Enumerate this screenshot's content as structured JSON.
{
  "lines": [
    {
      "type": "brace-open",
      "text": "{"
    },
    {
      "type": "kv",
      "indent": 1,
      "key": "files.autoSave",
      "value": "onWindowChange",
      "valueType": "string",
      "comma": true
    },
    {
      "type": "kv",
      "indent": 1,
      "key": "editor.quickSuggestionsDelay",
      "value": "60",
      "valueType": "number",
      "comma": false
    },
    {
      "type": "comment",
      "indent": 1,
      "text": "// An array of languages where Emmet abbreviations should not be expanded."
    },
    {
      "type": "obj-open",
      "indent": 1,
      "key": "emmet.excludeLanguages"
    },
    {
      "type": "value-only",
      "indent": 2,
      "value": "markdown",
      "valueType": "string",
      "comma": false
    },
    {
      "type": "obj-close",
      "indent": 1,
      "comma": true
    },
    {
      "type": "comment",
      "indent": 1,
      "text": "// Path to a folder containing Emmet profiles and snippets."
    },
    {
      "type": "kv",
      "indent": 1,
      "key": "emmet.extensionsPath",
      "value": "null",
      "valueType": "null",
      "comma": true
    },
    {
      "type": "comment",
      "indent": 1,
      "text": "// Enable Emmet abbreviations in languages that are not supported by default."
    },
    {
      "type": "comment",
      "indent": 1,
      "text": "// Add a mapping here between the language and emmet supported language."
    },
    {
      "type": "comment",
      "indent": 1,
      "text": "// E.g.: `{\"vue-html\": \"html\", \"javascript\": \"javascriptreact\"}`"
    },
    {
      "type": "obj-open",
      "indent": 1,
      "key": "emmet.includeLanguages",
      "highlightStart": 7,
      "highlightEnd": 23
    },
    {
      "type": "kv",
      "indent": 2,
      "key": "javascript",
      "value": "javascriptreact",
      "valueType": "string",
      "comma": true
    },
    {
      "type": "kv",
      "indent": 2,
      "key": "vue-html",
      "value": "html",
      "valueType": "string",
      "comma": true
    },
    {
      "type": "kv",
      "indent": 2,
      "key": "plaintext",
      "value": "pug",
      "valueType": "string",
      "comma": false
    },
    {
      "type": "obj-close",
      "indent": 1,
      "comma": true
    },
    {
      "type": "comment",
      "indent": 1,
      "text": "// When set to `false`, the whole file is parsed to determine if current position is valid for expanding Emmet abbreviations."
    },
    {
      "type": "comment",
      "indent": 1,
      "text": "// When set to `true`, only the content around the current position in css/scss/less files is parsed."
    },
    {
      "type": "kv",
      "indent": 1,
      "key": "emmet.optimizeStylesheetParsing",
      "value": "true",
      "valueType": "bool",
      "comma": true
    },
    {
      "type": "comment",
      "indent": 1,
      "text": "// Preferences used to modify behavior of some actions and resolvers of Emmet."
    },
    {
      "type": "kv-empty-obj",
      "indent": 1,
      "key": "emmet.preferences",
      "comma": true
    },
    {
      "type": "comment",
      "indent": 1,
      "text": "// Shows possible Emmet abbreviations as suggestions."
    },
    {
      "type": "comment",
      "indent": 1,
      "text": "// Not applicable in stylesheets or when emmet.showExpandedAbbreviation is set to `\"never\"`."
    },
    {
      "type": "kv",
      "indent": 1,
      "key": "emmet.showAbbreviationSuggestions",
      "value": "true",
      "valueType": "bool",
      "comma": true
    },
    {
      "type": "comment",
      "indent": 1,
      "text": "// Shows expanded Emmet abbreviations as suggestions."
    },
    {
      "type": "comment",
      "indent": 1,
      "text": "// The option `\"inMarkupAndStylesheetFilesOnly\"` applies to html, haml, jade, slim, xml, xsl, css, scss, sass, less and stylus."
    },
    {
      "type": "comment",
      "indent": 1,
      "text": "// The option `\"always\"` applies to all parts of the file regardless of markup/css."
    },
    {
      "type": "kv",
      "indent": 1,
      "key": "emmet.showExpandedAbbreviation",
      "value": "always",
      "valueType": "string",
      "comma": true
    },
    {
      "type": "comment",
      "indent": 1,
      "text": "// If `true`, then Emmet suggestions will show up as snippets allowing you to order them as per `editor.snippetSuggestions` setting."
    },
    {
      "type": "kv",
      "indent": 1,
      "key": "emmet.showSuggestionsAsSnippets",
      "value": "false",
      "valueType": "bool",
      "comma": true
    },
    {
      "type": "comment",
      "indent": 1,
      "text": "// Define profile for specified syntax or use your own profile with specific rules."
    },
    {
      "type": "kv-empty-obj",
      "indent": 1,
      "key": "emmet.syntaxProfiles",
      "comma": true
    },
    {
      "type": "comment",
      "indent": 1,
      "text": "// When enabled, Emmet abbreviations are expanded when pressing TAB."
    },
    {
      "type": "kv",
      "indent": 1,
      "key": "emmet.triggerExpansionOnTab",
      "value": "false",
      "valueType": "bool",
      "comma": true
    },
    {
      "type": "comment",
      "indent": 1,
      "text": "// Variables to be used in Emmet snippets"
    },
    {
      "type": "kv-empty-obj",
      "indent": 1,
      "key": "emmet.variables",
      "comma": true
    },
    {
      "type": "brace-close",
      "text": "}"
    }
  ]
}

== == ==

• WHAT YOU SHOULD DO:
Repeat each entry word for word.

• SOLUTION FOR THIS TASK:
Enumerate this screenshot's content as structured JSON.
{
  "lines": [
    {
      "type": "brace-open",
      "text": "{"
    },
    {
      "type": "kv",
      "indent": 1,
      "key": "files.autoSave",
      "value": "onWindowChange",
      "valueType": "string",
      "comma": true
    },
    {
      "type": "kv",
      "indent": 1,
      "key": "editor.quickSuggestionsDelay",
      "value": "60",
      "valueType": "number",
      "comma": false
    },
    {
      "type": "comment",
      "indent": 1,
      "text": "// An array of languages where Emmet abbreviations should not be expanded."
    },
    {
      "type": "obj-open",
      "indent": 1,
      "key": "emmet.excludeLanguages"
    },
    {
      "type": "value-only",
      "indent": 2,
      "value": "markdown",
      "valueType": "string",
      "comma": false
    },
    {
      "type": "obj-close",
      "indent": 1,
      "comma": true
    },
    {
      "type": "comment",
      "indent": 1,
      "text": "// Path to a folder containing Emmet profiles and snippets."
    },
    {
      "type": "kv",
      "indent": 1,
      "key": "emmet.extensionsPath",
      "value": "null",
      "valueType": "null",
      "comma": true
    },
    {
      "type": "comment",
      "indent": 1,
      "text": "// Enable Emmet abbreviations in languages that are not supported by default."
    },
    {
      "type": "comment",
      "indent": 1,
      "text": "// Add a mapping here between the language and emmet supported language."
    },
    {
      "type": "comment",
      "indent": 1,
      "text": "// E.g.: `{\"vue-html\": \"html\", \"javascript\": \"javascriptreact\"}`"
    },
    {
      "type": "obj-open",
      "indent": 1,
      "key": "emmet.includeLanguages",
      "highlightStart": 7,
      "highlightEnd": 23
    },
    {
      "type": "kv",
      "indent": 2,
      "key": "javascript",
      "value": "javascriptreact",
      "valueType": "string",
      "comma": true
    },
    {
      "type": "kv",
      "indent": 2,
      "key": "vue-html",
      "value": "html",
      "valueType": "string",
      "comma": true
    },
    {
      "type": "kv",
      "indent": 2,
      "key": "plaintext",
      "value": "pug",
      "valueType": "string",
      "comma": false
    },
    {
      "type": "obj-close",
      "indent": 1,
      "comma": true
    },
    {
      "type": "comment",
      "indent": 1,
      "text": "// When set to `false`, the whole file is parsed to determine if current position is valid for expanding Emmet abbreviations."
    },
    {
      "type": "comment",
      "indent": 1,
      "text": "// When set to `true`, only the content around the current position in css/scss/less files is parsed."
    },
    {
      "type": "kv",
      "indent": 1,
      "key": "emmet.optimizeStylesheetParsing",
      "value": "true",
      "valueType": "bool",
      "comma": true
    },
    {
      "type": "comment",
      "indent": 1,
      "text": "// Preferences used to modify behavior of some actions and resolvers of Emmet."
    },
    {
      "type": "kv-empty-obj",
      "indent": 1,
      "key": "emmet.preferences",
      "comma": true
    },
    {
      "type": "comment",
      "indent": 1,
      "text": "// Shows possible Emmet abbreviations as suggestions."
    },
    {
      "type": "comment",
      "indent": 1,
      "text": "// Not applicable in stylesheets or when emmet.showExpandedAbbreviation is set to `\"never\"`."
    },
    {
      "type": "kv",
      "indent": 1,
      "key": "emmet.showAbbreviationSuggestions",
      "value": "true",
      "valueType": "bool",
      "comma": true
    },
    {
      "type": "comment",
      "indent": 1,
      "text": "// Shows expanded Emmet abbreviations as suggestions."
    },
    {
      "type": "comment",
      "indent": 1,
      "text": "// The option `\"inMarkupAndStylesheetFilesOnly\"` applies to html, haml, jade, slim, xml, xsl, css, scss, sass, less and stylus."
    },
    {
      "type": "comment",
      "indent": 1,
      "text": "// The option `\"always\"` applies to all parts of the file regardless of markup/css."
    },
    {
      "type": "kv",
      "indent": 1,
      "key": "emmet.showExpandedAbbreviation",
      "value": "always",
      "valueType": "string",
      "comma": true
    },
    {
      "type": "comment",
      "indent": 1,
      "text": "// If `true`, then Emmet suggestions will show up as snippets allowing you to order them as per `editor.snippetSuggestions` setting."
    },
    {
      "type": "kv",
      "indent": 1,
      "key": "emmet.showSuggestionsAsSnippets",
      "value": "false",
      "valueType": "bool",
      "comma": true
    },
    {
      "type": "comment",
      "indent": 1,
      "text": "// Define profile for specified syntax or use your own profile with specific rules."
    },
    {
      "type": "kv-empty-obj",
      "indent": 1,
      "key": "emmet.syntaxProfiles",
      "comma": true
    },
    {
      "type": "comment",
      "indent": 1,
      "text": "// When enabled, Emmet abbreviations are expanded when pressing TAB."
    },
    {
      "type": "kv",
      "indent": 1,
      "key": "emmet.triggerExpansionOnTab",
      "value": "false",
      "valueType": "bool",
      "comma": true
    },
    {
      "type": "comment",
      "indent": 1,
      "text": "// Variables to be used in Emmet snippets"
    },
    {
      "type": "kv-empty-obj",
      "indent": 1,
      "key": "emmet.variables",
      "comma": true
    },
    {
      "type": "brace-close",
      "text": "}"
    }
  ]
}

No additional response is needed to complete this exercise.